▶ _CHALLENGE_
Report each line of the data that has "this" somewhere in it.

▶ _GIVEN INFORMATION_
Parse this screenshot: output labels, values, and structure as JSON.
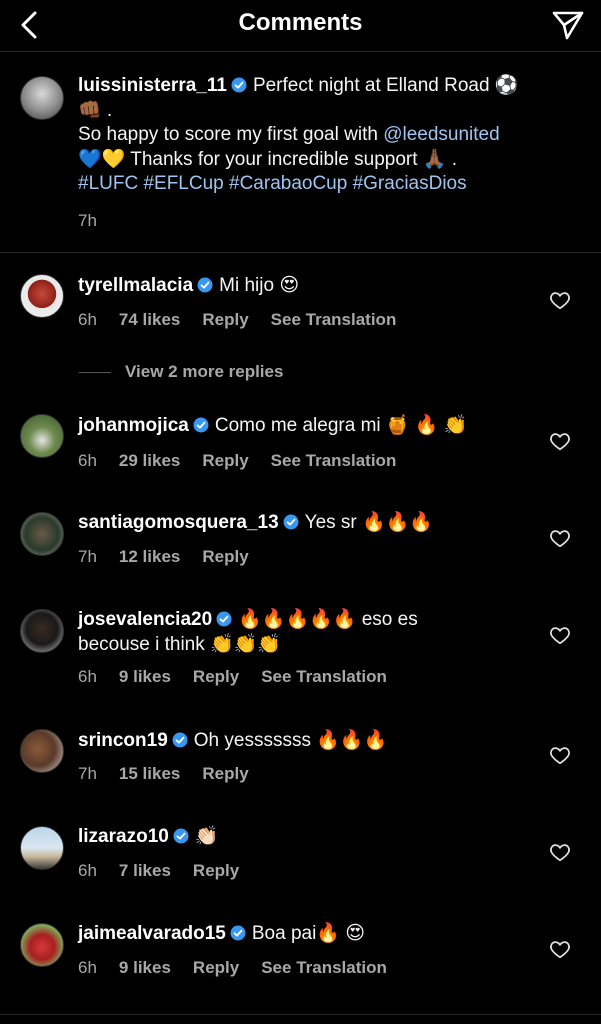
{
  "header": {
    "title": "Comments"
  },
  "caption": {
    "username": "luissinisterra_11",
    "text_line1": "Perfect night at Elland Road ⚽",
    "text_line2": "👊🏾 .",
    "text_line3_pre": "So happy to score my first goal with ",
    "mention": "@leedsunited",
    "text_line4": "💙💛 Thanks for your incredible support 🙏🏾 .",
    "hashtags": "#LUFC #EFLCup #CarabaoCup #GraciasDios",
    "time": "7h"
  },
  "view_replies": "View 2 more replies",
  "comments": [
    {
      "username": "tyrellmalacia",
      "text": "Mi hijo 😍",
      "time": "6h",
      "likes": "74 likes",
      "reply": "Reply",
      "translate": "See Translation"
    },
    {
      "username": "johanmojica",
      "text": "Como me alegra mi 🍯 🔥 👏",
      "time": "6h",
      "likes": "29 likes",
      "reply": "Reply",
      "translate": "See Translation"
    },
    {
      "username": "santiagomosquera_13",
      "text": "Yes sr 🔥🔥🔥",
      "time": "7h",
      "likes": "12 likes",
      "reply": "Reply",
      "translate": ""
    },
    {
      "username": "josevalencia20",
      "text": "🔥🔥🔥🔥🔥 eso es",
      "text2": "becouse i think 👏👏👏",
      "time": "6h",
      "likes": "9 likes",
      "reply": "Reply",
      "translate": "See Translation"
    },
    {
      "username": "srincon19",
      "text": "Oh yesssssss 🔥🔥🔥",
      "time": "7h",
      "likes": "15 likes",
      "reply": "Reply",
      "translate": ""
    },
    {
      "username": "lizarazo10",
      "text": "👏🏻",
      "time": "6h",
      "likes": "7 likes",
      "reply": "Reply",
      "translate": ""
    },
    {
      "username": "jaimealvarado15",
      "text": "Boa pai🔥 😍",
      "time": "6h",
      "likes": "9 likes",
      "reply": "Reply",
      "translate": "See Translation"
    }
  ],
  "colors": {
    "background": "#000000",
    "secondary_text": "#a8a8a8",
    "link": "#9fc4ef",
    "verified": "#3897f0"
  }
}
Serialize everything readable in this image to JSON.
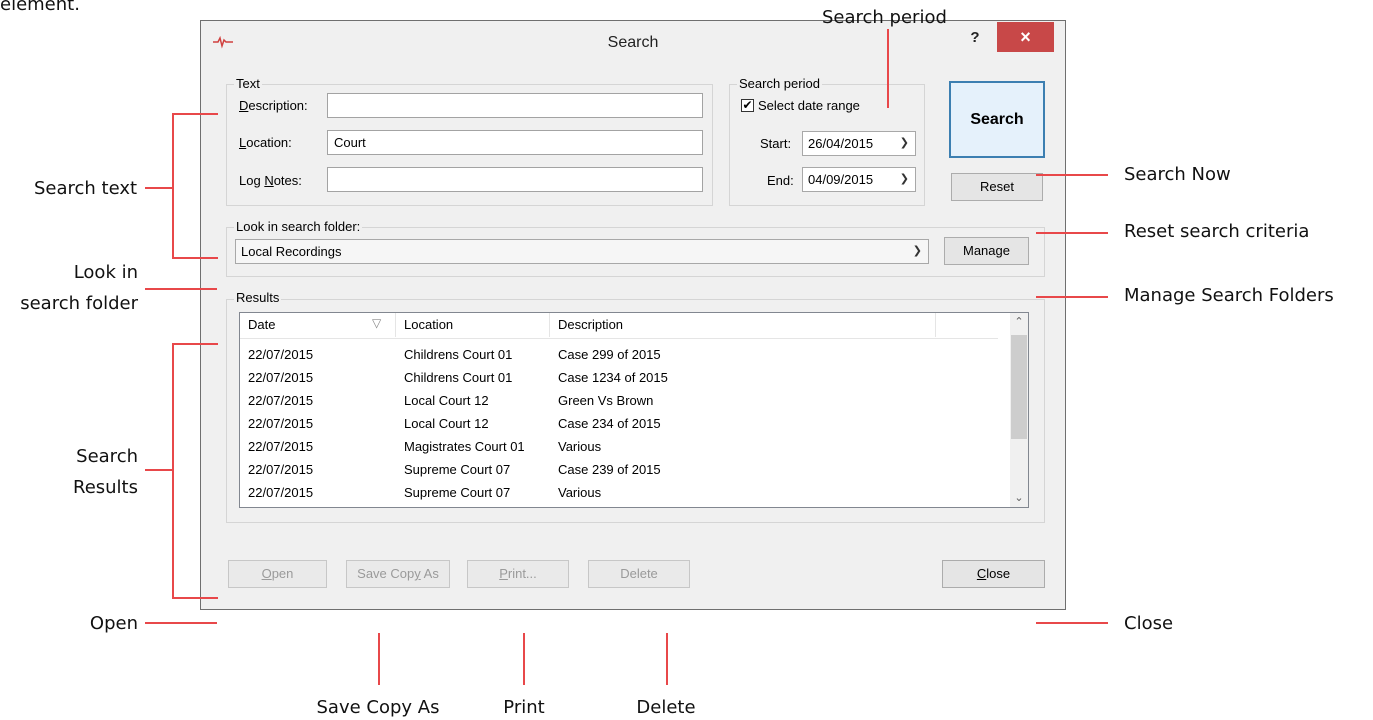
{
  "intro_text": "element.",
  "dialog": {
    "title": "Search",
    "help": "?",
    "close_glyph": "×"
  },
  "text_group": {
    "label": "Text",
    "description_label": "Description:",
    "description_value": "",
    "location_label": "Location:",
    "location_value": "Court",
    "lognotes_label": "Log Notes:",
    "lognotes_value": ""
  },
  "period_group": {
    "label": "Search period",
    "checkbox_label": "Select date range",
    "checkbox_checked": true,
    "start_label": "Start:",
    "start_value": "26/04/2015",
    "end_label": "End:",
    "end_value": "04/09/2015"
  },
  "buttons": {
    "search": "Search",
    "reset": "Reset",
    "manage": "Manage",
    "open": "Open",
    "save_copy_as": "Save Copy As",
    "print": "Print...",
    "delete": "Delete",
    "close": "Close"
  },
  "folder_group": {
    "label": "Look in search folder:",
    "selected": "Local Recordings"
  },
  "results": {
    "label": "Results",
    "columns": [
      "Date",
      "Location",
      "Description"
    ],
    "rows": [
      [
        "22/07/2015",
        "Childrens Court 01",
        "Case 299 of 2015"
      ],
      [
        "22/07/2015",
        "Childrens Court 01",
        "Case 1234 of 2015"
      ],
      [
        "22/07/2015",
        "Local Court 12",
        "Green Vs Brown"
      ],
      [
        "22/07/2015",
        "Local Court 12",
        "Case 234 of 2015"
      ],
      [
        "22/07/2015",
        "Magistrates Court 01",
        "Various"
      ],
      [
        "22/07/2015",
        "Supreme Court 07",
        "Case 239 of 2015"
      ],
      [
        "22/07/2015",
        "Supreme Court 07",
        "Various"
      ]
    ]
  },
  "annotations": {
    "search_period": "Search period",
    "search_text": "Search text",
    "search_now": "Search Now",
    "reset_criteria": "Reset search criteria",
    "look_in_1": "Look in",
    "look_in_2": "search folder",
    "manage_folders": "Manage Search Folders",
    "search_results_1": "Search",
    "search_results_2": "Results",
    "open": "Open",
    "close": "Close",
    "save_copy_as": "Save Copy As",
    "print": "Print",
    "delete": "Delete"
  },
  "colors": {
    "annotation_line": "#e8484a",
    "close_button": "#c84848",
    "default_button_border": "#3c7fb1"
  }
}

* * *

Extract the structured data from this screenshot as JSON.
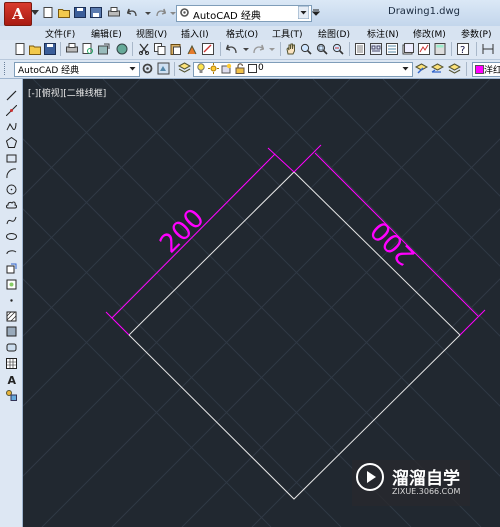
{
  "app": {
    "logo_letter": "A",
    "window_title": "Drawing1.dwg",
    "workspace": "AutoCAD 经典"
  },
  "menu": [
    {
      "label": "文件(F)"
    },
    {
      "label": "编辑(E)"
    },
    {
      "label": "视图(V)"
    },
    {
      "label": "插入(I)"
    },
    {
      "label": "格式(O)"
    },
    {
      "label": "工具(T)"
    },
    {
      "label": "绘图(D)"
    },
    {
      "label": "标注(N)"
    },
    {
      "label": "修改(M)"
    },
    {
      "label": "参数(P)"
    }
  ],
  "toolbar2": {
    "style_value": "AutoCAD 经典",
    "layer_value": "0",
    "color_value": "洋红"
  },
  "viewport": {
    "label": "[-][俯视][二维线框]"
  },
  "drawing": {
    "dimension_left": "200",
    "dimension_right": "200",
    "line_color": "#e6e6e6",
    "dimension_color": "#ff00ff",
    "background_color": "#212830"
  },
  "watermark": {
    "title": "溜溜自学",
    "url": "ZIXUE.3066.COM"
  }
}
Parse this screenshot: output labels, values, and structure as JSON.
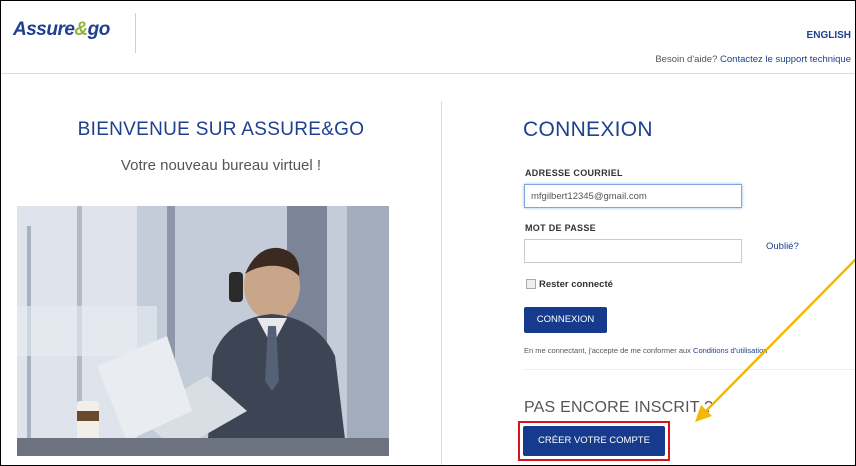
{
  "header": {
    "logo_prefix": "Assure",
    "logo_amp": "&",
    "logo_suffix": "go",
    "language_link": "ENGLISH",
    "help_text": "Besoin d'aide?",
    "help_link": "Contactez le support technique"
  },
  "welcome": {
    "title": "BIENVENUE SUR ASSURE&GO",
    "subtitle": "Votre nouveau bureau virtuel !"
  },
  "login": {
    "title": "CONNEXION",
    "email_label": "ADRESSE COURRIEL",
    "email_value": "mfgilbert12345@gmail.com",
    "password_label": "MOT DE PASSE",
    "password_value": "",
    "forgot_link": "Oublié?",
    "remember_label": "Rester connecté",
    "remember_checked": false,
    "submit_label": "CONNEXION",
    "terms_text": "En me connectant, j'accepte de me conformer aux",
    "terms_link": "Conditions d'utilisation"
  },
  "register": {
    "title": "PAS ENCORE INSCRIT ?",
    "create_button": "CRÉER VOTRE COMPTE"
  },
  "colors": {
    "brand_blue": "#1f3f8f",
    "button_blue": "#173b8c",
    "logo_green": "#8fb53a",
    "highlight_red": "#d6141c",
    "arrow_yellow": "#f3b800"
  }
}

▶ _WRITTEN ANSWER_
Parse this screenshot: output labels, values, and structure as JSON.
Serialize everything readable in this image to JSON.
Extract the structured data from this screenshot as JSON.
Parse this screenshot: output labels, values, and structure as JSON.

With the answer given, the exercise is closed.